TASK TO COMPLETE
Format the rows as a numbered list with blank lines omitted, running from the first line of the rows through the line with "- empty-circle-icon: [1406, 337, 1426, 358]", both included.

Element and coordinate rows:
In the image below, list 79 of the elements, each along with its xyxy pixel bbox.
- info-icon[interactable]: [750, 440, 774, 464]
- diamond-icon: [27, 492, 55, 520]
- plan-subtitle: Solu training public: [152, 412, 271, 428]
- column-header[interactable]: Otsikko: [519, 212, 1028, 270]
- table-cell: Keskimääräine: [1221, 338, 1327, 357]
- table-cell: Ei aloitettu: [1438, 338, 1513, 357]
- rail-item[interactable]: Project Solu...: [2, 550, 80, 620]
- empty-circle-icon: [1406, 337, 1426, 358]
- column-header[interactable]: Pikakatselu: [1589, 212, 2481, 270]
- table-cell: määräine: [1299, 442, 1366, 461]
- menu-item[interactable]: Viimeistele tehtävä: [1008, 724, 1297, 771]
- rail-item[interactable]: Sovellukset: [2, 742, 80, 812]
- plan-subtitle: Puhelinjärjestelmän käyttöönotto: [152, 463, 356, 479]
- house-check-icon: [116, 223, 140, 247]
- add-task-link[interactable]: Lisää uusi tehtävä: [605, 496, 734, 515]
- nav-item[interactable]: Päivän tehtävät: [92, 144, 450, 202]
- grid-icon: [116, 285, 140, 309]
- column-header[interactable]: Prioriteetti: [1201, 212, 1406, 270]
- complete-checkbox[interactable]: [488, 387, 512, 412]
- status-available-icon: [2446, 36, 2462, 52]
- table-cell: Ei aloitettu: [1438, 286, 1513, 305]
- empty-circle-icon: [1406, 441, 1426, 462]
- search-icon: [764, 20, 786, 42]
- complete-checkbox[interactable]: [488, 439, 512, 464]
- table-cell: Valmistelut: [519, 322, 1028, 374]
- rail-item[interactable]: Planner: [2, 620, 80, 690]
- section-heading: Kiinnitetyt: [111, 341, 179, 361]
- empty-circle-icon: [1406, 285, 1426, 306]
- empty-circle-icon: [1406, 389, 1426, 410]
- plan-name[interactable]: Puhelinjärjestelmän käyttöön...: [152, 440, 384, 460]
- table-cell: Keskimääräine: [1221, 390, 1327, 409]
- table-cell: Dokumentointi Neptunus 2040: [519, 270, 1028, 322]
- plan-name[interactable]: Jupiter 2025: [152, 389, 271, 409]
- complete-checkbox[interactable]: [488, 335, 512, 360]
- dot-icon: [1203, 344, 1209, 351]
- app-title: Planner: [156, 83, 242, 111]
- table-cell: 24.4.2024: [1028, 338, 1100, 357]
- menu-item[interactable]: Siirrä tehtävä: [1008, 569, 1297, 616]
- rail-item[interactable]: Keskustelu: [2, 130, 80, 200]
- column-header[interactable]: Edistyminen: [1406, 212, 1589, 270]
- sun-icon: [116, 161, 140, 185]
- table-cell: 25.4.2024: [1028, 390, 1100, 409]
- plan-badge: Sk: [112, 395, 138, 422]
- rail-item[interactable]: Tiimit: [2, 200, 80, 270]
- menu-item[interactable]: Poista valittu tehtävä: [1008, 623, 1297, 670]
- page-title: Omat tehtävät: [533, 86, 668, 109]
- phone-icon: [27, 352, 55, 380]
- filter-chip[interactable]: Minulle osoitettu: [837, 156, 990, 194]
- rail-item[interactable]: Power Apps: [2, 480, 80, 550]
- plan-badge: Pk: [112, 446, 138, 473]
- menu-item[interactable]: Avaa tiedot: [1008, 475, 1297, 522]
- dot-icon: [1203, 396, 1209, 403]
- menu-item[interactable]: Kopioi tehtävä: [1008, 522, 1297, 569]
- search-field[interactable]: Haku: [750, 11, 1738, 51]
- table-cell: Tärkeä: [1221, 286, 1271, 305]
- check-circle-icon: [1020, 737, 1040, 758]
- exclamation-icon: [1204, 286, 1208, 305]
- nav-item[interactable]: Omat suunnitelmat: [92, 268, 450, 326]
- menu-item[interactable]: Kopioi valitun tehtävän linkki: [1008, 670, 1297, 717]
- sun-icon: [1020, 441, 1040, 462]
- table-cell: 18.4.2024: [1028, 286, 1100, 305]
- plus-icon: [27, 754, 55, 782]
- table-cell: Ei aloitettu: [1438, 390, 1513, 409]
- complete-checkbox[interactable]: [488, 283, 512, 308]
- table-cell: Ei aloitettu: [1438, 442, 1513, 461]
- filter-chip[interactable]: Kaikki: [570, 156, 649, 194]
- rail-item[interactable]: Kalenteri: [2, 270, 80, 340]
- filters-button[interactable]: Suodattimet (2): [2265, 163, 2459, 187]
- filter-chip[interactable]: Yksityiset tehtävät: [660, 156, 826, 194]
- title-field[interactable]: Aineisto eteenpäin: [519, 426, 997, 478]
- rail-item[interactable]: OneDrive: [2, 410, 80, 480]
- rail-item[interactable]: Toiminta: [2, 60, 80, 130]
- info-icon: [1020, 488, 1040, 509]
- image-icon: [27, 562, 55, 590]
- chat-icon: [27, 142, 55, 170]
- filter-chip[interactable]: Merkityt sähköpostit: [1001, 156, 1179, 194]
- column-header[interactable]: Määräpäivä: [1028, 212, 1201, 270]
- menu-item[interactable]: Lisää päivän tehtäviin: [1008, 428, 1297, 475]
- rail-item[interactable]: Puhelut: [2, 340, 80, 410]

RESULT OF THIS EXERCISE
1. In the image below, list 79 of the elements, each along with its xyxy pixel bbox.
2. - info-icon[interactable]: [750, 440, 774, 464]
3. - diamond-icon: [27, 492, 55, 520]
4. - plan-subtitle: Solu training public: [152, 412, 271, 428]
5. - column-header[interactable]: Otsikko: [519, 212, 1028, 270]
6. - table-cell: Keskimääräine: [1221, 338, 1327, 357]
7. - table-cell: Ei aloitettu: [1438, 338, 1513, 357]
8. - rail-item[interactable]: Project Solu...: [2, 550, 80, 620]
9. - empty-circle-icon: [1406, 337, 1426, 358]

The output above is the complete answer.